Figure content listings
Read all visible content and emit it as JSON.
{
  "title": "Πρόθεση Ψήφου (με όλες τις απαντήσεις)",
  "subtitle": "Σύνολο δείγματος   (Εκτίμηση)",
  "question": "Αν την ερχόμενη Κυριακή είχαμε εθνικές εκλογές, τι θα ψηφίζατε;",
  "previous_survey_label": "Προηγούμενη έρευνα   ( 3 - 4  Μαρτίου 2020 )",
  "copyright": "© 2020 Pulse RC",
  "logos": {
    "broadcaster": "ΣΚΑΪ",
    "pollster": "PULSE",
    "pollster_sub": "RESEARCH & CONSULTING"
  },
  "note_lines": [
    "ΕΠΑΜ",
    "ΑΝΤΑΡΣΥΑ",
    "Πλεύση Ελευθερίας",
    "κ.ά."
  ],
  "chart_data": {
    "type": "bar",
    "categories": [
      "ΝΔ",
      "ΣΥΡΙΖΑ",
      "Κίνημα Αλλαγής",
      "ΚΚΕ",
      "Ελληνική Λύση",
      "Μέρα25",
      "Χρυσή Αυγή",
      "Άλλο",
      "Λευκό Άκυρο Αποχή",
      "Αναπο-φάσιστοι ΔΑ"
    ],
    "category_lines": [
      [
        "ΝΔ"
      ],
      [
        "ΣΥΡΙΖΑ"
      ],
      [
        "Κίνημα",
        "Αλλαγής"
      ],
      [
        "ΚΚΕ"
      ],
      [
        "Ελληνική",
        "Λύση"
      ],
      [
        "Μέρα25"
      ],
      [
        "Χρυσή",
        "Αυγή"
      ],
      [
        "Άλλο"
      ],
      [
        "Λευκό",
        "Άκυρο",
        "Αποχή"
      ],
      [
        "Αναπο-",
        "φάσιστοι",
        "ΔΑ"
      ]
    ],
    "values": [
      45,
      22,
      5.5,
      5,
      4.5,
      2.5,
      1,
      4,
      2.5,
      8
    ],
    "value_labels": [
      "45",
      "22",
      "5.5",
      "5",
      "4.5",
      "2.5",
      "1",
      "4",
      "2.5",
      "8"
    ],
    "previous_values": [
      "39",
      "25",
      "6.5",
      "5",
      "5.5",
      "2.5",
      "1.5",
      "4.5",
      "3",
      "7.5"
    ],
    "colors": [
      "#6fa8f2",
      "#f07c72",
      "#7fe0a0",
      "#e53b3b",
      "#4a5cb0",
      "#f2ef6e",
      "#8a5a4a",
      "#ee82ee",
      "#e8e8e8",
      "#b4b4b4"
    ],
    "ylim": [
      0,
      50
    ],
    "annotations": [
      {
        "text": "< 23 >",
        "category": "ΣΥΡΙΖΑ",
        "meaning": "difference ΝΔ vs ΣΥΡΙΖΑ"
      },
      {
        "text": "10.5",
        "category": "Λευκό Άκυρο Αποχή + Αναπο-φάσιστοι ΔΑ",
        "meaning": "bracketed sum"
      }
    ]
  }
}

▶ Exercise directions: Count how many lines of the material hold the string "Αποχή". Give the number and nothing more.

▶ Solved exercise: 3